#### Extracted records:
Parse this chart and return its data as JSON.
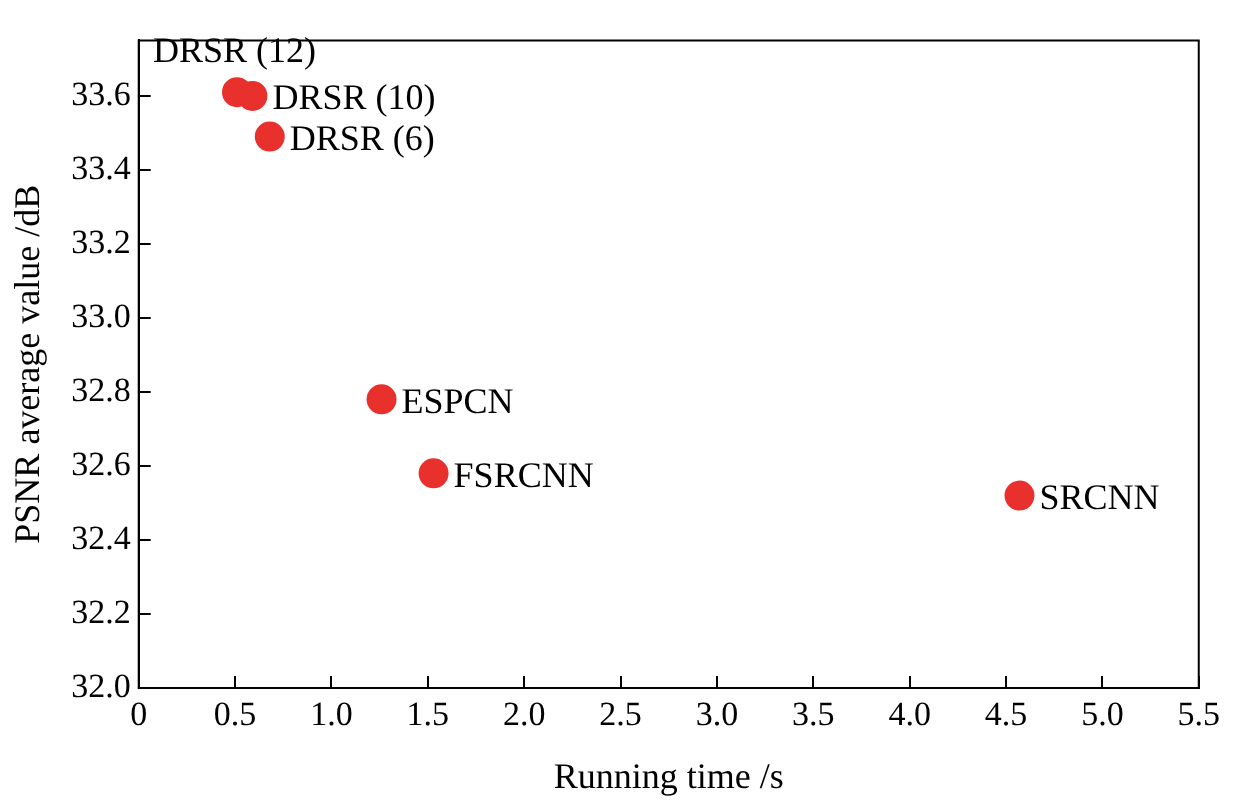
{
  "chart_data": {
    "type": "scatter",
    "xlabel": "Running time /s",
    "ylabel": "PSNR average value /dB",
    "x": [
      0.51,
      0.59,
      0.68,
      1.26,
      1.53,
      4.57
    ],
    "values": [
      33.61,
      33.6,
      33.49,
      32.78,
      32.58,
      32.52
    ],
    "color": "#e8302c",
    "marker": "circle",
    "grid": false,
    "xlim": [
      0,
      5.5
    ],
    "xticks": [
      0,
      0.5,
      {
        "value": 1,
        "label": "1.0"
      },
      1.5,
      {
        "value": 2,
        "label": "2.0"
      },
      2.5,
      {
        "value": 3,
        "label": "3.0"
      },
      3.5,
      {
        "value": 4,
        "label": "4.0"
      },
      4.5,
      {
        "value": 5,
        "label": "5.0"
      },
      5.5
    ],
    "ylim": [
      32,
      33.75
    ],
    "yticks": [
      {
        "value": 32,
        "label": "32.0"
      },
      32.2,
      32.4,
      32.6,
      32.8,
      {
        "value": 33,
        "label": "33.0"
      },
      33.2,
      33.4,
      33.6
    ],
    "annotations": [
      {
        "text": "DRSR (12)",
        "x": 0.51,
        "y": 33.61
      },
      {
        "text": "DRSR (10)",
        "x": 0.59,
        "y": 33.6
      },
      {
        "text": "DRSR (6)",
        "x": 0.68,
        "y": 33.49
      },
      {
        "text": "ESPCN",
        "x": 1.26,
        "y": 32.78
      },
      {
        "text": "FSRCNN",
        "x": 1.53,
        "y": 32.58
      },
      {
        "text": "SRCNN",
        "x": 4.57,
        "y": 32.52
      }
    ]
  }
}
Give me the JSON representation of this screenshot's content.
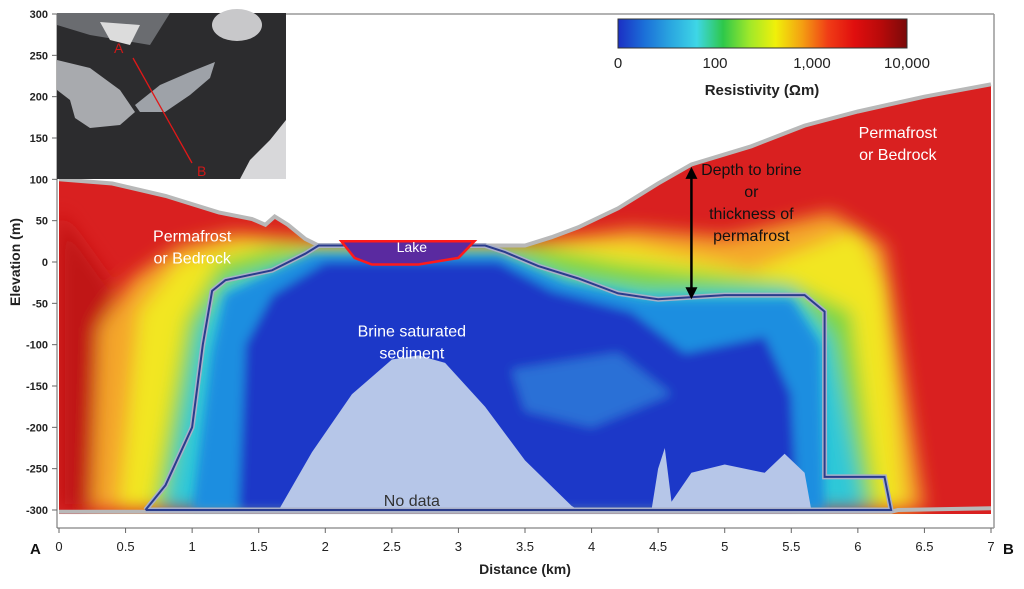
{
  "chart_data": {
    "type": "heatmap",
    "title": "",
    "xlabel": "Distance (km)",
    "ylabel": "Elevation (m)",
    "xlim": [
      0,
      7
    ],
    "ylim": [
      -300,
      300
    ],
    "x_ticks": [
      "0",
      "0.5",
      "1",
      "1.5",
      "2",
      "2.5",
      "3",
      "3.5",
      "4",
      "4.5",
      "5",
      "5.5",
      "6",
      "6.5",
      "7"
    ],
    "y_ticks": [
      "300",
      "250",
      "200",
      "150",
      "100",
      "50",
      "0",
      "-50",
      "-100",
      "-150",
      "-200",
      "-250",
      "-300"
    ],
    "endpoint_labels": {
      "start": "A",
      "end": "B"
    },
    "colorbar": {
      "label": "Resistivity (Ωm)",
      "scale": "log",
      "tick_labels": [
        "0",
        "100",
        "1,000",
        "10,000"
      ],
      "colors": [
        "#1b2fc4",
        "#1b6fd8",
        "#2aa6e0",
        "#3ed6e6",
        "#2ec84a",
        "#9fe82a",
        "#f0f00a",
        "#f4a012",
        "#f03c16",
        "#e00e0e",
        "#b80a0a",
        "#7a0a0a"
      ]
    },
    "annotations": [
      {
        "text": [
          "Permafrost",
          "or Bedrock"
        ],
        "x": 1.0,
        "y": 25
      },
      {
        "text": [
          "Permafrost",
          "or Bedrock"
        ],
        "x": 6.3,
        "y": 150
      },
      {
        "text": [
          "Lake"
        ],
        "x": 2.65,
        "y": 12
      },
      {
        "text": [
          "Brine saturated",
          "sediment"
        ],
        "x": 2.65,
        "y": -90
      },
      {
        "text": [
          "No data"
        ],
        "x": 2.65,
        "y": -295
      },
      {
        "text": [
          "Depth to brine",
          "or",
          "thickness of",
          "permafrost"
        ],
        "x": 5.2,
        "y": 105
      }
    ],
    "depth_arrow": {
      "x": 4.75,
      "from": 115,
      "to": -45
    },
    "inset_map": {
      "start_label": "A",
      "end_label": "B"
    }
  }
}
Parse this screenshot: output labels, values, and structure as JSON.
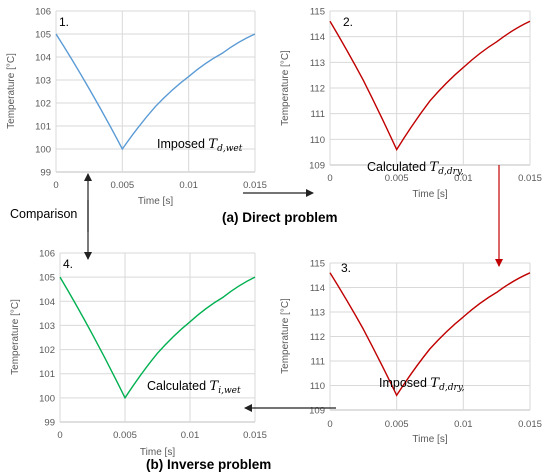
{
  "captions": {
    "direct": "(a) Direct problem",
    "inverse": "(b) Inverse problem"
  },
  "comparison_label": "Comparison",
  "colors": {
    "blue": "#5b9bd5",
    "red": "#c00000",
    "green": "#00b050",
    "grid": "#d9d9d9",
    "arrow": "#222222",
    "red_arrow": "#c00000"
  },
  "chart_data": [
    {
      "panel": "1.",
      "type": "line",
      "xlabel": "Time [s]",
      "ylabel": "Temperature [°C]",
      "xlim": [
        0,
        0.015
      ],
      "ylim": [
        99,
        106
      ],
      "xticks": [
        "0",
        "0.005",
        "0.01",
        "0.015"
      ],
      "yticks": [
        "99",
        "100",
        "101",
        "102",
        "103",
        "104",
        "105",
        "106"
      ],
      "grid": true,
      "color": "#5b9bd5",
      "annotation": {
        "text": "Imposed ",
        "symbol": "T",
        "subscript": "d,wet"
      },
      "series": [
        {
          "x": [
            0,
            0.0025,
            0.005,
            0.0075,
            0.01,
            0.0125,
            0.015
          ],
          "values": [
            105,
            102.62,
            100.0,
            101.85,
            103.15,
            104.15,
            105.0
          ]
        }
      ]
    },
    {
      "panel": "2.",
      "type": "line",
      "xlabel": "Time [s]",
      "ylabel": "Temperature [°C]",
      "xlim": [
        0,
        0.015
      ],
      "ylim": [
        109,
        115
      ],
      "xticks": [
        "0",
        "0.005",
        "0.01",
        "0.015"
      ],
      "yticks": [
        "109",
        "110",
        "111",
        "112",
        "113",
        "114",
        "115"
      ],
      "grid": true,
      "color": "#c00000",
      "annotation": {
        "text": "Calculated ",
        "symbol": "T",
        "subscript": "d,dry,"
      },
      "series": [
        {
          "x": [
            0,
            0.0025,
            0.005,
            0.0075,
            0.01,
            0.0125,
            0.015
          ],
          "values": [
            114.6,
            112.3,
            109.6,
            111.5,
            112.8,
            113.8,
            114.6
          ]
        }
      ]
    },
    {
      "panel": "3.",
      "type": "line",
      "xlabel": "Time [s]",
      "ylabel": "Temperature [°C]",
      "xlim": [
        0,
        0.015
      ],
      "ylim": [
        109,
        115
      ],
      "xticks": [
        "0",
        "0.005",
        "0.01",
        "0.015"
      ],
      "yticks": [
        "109",
        "110",
        "111",
        "112",
        "113",
        "114",
        "115"
      ],
      "grid": true,
      "color": "#c00000",
      "annotation": {
        "text": "Imposed ",
        "symbol": "T",
        "subscript": "d,dry,"
      },
      "series": [
        {
          "x": [
            0,
            0.0025,
            0.005,
            0.0075,
            0.01,
            0.0125,
            0.015
          ],
          "values": [
            114.6,
            112.3,
            109.6,
            111.5,
            112.8,
            113.8,
            114.6
          ]
        }
      ]
    },
    {
      "panel": "4.",
      "type": "line",
      "xlabel": "Time [s]",
      "ylabel": "Temperature [°C]",
      "xlim": [
        0,
        0.015
      ],
      "ylim": [
        99,
        106
      ],
      "xticks": [
        "0",
        "0.005",
        "0.01",
        "0.015"
      ],
      "yticks": [
        "99",
        "100",
        "101",
        "102",
        "103",
        "104",
        "105",
        "106"
      ],
      "grid": true,
      "color": "#00b050",
      "annotation": {
        "text": "Calculated ",
        "symbol": "T",
        "subscript": "i,wet"
      },
      "series": [
        {
          "x": [
            0,
            0.0025,
            0.005,
            0.0075,
            0.01,
            0.0125,
            0.015
          ],
          "values": [
            105,
            102.62,
            100.0,
            101.85,
            103.15,
            104.15,
            105.0
          ]
        }
      ]
    }
  ]
}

#### What you need to do:
Scan the material for lines with the word "JSON", and copy each line you find.

#### The answer:
Parse this chart and return its data as JSON.
Give me the JSON representation of this screenshot's content.
Parse this screenshot: output labels, values, and structure as JSON.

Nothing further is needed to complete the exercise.